**Aim of the exercise:** Replace "table-row" with "row-entry" in the lines from the first one through the line containing "photo-13 [1309,684,1533,978]", changing nothing else, and give only those lines back.

**Recorded information:**
=-=-=
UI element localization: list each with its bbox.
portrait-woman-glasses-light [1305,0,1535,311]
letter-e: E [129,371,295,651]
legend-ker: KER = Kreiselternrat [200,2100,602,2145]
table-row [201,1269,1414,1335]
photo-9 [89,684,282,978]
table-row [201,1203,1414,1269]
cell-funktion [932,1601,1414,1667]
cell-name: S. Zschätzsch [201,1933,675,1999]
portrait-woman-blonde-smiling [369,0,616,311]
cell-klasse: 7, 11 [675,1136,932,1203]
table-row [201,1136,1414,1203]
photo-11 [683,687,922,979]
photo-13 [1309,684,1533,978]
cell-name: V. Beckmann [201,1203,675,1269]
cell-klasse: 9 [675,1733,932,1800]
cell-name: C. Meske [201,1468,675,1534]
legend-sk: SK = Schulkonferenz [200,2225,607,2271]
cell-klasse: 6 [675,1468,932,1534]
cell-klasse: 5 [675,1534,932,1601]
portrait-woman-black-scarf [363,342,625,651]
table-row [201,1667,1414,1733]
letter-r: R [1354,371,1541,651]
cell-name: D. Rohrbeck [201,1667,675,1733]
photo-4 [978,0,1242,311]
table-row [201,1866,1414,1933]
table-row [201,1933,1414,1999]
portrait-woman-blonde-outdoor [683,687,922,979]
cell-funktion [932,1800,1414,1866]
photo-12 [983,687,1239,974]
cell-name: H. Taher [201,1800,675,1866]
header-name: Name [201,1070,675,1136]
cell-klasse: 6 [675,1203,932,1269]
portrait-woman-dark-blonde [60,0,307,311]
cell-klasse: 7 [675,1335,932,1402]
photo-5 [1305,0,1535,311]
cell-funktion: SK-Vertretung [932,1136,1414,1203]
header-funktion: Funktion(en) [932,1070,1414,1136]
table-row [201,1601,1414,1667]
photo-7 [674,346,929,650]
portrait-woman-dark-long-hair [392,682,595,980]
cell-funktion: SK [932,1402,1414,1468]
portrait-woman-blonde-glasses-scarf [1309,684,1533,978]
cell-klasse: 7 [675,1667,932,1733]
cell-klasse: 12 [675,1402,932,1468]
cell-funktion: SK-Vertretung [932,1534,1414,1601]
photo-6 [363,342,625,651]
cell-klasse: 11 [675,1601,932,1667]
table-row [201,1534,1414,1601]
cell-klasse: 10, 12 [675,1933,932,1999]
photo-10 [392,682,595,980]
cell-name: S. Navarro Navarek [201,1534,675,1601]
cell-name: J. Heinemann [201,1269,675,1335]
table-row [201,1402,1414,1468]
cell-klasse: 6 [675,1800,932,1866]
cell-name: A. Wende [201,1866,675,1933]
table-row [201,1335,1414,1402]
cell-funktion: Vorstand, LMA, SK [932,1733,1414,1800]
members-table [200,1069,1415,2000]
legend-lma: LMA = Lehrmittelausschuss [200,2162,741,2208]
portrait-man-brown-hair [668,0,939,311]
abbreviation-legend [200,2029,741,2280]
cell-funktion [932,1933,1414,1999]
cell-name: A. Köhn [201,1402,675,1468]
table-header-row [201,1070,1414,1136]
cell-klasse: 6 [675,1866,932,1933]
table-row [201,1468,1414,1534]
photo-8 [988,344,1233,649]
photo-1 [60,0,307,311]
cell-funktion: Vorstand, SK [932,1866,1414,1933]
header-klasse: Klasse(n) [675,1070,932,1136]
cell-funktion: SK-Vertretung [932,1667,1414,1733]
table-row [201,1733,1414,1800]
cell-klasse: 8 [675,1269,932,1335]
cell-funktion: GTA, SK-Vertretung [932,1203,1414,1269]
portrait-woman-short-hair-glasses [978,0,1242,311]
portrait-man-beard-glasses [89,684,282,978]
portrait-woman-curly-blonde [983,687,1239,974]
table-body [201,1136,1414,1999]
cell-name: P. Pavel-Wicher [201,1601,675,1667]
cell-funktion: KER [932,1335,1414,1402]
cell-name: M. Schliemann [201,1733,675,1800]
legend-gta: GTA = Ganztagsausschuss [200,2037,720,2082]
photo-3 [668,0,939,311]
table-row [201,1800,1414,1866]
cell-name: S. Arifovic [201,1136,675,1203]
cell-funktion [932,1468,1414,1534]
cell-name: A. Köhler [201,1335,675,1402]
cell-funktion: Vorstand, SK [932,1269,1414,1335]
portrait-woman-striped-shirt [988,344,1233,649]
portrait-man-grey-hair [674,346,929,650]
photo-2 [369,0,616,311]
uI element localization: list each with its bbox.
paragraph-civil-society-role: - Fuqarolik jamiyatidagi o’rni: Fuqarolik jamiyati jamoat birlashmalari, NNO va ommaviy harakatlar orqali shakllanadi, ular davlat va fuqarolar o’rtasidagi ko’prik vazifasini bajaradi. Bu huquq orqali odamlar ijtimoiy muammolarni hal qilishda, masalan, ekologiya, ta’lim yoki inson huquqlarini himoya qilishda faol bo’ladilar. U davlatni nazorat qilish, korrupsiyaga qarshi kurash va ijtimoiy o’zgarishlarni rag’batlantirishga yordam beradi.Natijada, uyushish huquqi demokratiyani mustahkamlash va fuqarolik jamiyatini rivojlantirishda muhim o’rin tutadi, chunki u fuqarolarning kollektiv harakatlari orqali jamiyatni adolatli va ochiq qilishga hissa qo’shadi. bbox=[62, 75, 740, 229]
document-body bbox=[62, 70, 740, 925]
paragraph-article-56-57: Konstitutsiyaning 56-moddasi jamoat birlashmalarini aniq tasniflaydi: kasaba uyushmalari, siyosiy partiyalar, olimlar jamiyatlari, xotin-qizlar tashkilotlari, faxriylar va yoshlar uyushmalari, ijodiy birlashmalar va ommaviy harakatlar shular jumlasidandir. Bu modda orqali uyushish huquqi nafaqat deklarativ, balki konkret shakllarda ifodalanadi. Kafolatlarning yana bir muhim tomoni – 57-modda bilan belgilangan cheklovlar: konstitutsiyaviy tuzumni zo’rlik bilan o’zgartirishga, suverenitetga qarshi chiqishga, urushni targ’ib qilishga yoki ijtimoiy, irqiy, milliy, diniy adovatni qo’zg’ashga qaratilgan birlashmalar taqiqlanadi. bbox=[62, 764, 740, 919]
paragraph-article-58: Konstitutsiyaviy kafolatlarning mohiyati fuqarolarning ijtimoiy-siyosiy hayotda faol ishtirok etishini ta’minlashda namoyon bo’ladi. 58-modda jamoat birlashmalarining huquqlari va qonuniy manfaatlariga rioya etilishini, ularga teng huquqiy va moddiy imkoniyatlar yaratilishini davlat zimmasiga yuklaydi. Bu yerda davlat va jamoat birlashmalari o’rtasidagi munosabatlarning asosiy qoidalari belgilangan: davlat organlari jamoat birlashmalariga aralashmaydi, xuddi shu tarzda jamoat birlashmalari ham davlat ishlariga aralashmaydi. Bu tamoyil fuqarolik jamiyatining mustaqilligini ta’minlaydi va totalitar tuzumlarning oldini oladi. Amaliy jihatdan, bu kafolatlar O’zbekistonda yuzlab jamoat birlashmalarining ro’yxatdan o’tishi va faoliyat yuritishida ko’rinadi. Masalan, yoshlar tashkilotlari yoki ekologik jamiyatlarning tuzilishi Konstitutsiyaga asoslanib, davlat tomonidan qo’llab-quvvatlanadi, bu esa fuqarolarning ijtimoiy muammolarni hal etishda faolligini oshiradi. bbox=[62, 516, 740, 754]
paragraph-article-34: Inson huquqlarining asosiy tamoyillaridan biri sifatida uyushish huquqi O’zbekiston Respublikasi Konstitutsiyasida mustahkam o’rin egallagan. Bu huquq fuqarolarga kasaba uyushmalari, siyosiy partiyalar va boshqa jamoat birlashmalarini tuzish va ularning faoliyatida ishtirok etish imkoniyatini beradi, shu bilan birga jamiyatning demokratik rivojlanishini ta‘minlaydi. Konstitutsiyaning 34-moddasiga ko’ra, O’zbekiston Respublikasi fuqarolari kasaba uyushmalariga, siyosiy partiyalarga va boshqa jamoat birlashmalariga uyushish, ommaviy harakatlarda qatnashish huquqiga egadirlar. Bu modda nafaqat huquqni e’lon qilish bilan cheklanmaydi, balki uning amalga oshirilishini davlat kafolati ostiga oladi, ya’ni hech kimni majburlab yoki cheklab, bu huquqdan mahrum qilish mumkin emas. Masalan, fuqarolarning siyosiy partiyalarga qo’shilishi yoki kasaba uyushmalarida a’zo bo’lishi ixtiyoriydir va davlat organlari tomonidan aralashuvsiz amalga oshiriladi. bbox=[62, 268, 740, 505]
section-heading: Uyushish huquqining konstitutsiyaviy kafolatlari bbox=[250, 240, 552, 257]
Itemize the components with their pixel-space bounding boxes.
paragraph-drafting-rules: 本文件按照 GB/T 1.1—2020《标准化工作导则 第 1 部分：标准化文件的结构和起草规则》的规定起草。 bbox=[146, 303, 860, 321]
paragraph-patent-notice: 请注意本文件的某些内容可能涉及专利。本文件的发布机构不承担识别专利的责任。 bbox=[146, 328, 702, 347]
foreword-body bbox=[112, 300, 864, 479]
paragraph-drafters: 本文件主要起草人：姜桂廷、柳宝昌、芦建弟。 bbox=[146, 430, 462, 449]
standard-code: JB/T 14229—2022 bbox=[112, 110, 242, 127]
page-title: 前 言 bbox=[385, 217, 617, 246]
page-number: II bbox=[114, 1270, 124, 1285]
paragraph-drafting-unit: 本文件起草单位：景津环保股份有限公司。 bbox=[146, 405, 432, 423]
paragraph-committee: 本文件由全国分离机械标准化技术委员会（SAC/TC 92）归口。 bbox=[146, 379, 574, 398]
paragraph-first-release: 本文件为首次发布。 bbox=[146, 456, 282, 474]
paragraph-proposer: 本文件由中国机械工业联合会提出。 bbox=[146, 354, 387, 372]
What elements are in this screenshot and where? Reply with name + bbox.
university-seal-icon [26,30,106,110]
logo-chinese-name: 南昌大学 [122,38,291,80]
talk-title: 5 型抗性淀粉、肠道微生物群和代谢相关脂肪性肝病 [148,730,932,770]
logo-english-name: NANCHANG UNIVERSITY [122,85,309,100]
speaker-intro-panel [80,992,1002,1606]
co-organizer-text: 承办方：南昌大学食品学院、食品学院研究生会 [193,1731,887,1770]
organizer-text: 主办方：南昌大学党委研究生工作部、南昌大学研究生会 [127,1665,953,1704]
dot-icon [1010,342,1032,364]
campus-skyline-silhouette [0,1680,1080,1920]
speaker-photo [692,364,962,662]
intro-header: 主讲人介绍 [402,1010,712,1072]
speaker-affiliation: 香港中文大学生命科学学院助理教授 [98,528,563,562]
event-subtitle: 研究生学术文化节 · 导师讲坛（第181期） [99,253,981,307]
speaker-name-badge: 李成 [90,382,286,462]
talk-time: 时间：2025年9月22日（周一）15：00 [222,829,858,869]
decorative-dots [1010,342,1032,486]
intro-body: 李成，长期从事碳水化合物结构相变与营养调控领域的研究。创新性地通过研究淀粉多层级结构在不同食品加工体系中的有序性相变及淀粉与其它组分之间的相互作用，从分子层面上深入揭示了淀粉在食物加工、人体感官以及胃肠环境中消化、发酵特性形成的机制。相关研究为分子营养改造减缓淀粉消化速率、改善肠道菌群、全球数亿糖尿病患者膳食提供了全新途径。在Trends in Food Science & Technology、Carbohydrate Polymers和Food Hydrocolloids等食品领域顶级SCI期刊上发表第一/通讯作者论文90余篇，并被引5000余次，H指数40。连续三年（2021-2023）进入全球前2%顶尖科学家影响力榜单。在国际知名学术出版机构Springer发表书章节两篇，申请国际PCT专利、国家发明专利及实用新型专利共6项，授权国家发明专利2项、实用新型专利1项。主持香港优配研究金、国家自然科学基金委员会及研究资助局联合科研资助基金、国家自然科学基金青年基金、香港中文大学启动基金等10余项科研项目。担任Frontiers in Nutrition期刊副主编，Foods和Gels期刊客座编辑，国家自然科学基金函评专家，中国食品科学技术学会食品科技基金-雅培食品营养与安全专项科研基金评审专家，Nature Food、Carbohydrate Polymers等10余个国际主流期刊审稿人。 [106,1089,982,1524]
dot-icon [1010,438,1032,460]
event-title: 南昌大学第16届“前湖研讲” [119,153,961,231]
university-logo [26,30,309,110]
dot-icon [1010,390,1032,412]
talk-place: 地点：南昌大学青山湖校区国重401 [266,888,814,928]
=-=-=
**Full response:**
UI element localization: list each with its bbox.
portrait-woman-glasses-light [1305,0,1535,311]
letter-e: E [129,371,295,651]
legend-ker: KER = Kreiselternrat [200,2100,602,2145]
row-entry [201,1269,1414,1335]
photo-9 [89,684,282,978]
row-entry [201,1203,1414,1269]
cell-funktion [932,1601,1414,1667]
cell-name: S. Zschätzsch [201,1933,675,1999]
portrait-woman-blonde-smiling [369,0,616,311]
cell-klasse: 7, 11 [675,1136,932,1203]
row-entry [201,1136,1414,1203]
photo-11 [683,687,922,979]
photo-13 [1309,684,1533,978]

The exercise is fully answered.